## [Exercise requirements]
Your answer must consist solely of the number of lines that contain the word "hoogte".

(Data records)
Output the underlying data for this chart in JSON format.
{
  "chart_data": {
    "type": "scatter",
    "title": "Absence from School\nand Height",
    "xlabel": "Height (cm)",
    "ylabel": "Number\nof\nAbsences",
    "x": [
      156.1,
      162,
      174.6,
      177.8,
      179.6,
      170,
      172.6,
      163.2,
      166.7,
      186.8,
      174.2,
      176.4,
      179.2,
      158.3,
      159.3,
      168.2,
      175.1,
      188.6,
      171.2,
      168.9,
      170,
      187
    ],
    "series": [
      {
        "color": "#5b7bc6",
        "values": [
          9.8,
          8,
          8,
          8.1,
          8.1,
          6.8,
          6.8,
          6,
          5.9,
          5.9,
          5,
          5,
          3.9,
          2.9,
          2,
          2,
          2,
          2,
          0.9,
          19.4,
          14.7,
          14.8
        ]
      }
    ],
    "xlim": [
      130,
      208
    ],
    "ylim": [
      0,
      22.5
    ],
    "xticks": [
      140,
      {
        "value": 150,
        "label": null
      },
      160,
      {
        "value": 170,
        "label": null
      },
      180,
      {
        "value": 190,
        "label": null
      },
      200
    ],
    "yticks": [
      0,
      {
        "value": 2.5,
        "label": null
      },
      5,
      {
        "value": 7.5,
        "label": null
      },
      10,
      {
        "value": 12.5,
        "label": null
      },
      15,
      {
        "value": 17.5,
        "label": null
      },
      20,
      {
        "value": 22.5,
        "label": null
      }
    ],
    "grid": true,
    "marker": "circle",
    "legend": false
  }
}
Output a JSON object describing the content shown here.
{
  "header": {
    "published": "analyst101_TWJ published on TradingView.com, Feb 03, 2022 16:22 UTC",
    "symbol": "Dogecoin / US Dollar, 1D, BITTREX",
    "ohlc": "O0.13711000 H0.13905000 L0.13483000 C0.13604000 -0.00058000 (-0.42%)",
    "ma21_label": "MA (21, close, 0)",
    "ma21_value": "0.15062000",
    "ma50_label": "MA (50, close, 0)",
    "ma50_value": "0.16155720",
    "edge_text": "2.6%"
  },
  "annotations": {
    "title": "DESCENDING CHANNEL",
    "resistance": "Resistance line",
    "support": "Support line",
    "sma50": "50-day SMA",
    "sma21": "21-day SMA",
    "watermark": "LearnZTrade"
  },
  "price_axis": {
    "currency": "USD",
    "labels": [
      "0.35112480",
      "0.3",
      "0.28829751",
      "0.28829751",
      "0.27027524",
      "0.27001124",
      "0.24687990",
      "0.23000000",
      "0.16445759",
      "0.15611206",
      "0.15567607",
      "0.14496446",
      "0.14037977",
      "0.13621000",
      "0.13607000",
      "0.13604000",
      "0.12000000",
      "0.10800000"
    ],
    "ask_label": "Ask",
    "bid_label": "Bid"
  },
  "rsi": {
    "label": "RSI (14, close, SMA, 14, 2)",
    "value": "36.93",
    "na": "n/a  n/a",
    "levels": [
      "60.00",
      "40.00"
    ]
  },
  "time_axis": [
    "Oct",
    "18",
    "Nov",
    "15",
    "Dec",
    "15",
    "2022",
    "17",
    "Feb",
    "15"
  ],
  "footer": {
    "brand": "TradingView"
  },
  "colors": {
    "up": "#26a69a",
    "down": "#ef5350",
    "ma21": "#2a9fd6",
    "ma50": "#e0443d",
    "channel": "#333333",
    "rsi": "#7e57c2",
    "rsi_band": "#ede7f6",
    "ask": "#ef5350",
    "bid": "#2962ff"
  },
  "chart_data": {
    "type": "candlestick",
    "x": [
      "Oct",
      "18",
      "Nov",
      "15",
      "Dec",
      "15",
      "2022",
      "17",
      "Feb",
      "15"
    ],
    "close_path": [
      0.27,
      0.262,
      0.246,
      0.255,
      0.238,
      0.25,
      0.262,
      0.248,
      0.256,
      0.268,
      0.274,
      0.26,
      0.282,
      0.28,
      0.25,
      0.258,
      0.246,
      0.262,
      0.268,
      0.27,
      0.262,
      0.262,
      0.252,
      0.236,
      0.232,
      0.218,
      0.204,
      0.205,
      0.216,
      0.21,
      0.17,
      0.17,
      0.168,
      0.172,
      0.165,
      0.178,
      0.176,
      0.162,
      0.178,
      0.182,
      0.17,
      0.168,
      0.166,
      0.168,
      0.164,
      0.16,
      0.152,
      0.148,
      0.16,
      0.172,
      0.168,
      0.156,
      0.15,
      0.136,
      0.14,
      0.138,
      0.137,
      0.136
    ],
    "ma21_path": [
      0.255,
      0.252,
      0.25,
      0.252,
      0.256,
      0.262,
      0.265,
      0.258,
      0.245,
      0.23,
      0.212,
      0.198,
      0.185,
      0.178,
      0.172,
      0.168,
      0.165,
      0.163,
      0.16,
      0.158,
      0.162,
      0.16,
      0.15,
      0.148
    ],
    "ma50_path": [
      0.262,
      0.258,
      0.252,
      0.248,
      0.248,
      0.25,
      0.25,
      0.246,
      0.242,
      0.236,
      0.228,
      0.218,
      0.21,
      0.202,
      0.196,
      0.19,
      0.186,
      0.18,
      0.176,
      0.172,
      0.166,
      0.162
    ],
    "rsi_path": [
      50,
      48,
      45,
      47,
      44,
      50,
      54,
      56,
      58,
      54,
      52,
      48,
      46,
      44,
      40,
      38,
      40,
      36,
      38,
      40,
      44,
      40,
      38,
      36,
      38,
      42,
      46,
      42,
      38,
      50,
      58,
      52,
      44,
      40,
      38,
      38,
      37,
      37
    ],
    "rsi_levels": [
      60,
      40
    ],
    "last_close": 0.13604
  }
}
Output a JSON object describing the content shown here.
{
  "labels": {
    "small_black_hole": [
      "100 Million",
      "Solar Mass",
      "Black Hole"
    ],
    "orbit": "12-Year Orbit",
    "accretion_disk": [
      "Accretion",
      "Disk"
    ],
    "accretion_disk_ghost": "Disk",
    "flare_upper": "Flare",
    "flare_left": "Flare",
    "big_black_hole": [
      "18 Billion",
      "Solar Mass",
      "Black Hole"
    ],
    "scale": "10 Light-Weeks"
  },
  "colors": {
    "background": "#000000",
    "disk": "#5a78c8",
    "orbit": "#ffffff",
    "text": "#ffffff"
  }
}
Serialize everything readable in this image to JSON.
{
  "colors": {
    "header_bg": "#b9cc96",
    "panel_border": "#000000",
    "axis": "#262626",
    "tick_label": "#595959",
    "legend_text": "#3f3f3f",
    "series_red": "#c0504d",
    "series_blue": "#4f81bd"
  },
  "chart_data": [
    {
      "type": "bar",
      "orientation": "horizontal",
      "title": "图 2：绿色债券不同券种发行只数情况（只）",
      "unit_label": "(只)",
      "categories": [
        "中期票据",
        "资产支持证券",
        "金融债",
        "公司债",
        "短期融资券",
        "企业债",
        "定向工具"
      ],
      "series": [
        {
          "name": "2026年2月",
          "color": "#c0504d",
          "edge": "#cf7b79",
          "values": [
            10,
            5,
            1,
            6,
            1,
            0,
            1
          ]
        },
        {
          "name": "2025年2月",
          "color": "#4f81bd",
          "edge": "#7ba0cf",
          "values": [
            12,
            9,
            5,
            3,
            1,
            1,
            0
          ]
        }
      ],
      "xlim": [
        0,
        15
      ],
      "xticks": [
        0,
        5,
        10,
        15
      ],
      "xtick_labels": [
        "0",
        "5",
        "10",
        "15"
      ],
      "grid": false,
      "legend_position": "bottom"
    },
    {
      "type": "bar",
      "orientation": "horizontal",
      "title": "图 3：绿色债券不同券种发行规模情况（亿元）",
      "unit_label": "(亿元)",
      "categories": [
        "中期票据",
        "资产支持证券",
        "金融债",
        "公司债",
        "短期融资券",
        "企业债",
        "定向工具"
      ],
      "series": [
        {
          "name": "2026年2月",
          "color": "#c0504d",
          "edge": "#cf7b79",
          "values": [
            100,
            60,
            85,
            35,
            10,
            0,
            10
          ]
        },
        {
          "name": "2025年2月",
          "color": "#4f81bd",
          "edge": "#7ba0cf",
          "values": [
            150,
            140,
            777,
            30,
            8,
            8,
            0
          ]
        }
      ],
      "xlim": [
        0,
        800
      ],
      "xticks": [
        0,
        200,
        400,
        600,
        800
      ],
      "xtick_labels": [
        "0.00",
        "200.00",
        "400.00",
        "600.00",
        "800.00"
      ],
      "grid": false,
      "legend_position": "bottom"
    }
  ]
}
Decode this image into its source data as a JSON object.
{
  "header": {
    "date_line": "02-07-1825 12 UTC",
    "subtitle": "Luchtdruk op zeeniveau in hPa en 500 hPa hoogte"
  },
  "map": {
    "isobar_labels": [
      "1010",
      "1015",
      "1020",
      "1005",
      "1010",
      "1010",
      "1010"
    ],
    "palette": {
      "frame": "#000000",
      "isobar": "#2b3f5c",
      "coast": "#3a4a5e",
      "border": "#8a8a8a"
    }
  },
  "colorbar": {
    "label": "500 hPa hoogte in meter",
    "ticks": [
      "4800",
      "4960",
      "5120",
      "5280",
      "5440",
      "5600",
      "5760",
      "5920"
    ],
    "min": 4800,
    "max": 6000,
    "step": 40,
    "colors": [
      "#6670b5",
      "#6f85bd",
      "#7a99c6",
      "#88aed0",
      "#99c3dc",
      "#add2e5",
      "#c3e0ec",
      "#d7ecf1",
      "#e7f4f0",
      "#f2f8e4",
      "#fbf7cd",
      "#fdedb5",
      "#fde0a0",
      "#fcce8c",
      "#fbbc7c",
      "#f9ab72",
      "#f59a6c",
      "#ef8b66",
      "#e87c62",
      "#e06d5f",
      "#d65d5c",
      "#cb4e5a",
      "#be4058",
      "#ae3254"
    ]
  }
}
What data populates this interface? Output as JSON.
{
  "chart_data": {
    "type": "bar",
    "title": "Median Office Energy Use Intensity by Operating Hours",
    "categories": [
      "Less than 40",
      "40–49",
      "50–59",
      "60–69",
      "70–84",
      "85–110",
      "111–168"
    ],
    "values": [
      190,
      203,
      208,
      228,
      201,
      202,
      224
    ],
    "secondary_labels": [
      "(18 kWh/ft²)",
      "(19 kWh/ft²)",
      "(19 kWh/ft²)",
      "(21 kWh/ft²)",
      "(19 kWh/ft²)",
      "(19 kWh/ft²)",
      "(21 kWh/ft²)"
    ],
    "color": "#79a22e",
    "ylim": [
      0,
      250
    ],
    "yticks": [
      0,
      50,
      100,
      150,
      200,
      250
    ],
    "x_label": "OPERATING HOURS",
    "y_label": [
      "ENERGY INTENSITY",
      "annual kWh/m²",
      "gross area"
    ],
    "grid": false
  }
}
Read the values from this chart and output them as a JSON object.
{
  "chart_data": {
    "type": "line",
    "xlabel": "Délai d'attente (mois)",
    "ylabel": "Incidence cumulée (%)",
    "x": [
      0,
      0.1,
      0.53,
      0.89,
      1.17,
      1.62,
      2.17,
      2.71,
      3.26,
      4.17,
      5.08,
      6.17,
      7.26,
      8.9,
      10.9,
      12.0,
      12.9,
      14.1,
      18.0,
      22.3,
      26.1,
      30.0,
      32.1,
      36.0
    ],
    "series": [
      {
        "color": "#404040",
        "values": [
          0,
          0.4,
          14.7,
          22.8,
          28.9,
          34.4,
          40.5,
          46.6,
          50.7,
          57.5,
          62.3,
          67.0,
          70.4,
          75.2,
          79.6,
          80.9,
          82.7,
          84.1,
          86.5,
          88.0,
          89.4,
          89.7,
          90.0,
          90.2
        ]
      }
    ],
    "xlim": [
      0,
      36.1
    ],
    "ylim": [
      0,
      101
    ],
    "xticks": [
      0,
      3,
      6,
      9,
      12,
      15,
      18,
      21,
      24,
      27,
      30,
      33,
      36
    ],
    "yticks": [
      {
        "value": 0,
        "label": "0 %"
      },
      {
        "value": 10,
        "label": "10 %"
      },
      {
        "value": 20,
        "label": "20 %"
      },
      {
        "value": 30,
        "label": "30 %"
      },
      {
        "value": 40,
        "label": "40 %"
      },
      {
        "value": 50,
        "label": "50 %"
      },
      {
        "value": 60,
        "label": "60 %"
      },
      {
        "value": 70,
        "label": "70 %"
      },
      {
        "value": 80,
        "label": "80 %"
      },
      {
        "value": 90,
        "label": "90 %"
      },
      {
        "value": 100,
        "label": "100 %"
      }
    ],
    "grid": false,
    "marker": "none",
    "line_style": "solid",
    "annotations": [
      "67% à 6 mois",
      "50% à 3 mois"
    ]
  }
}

## [Answer in full]
2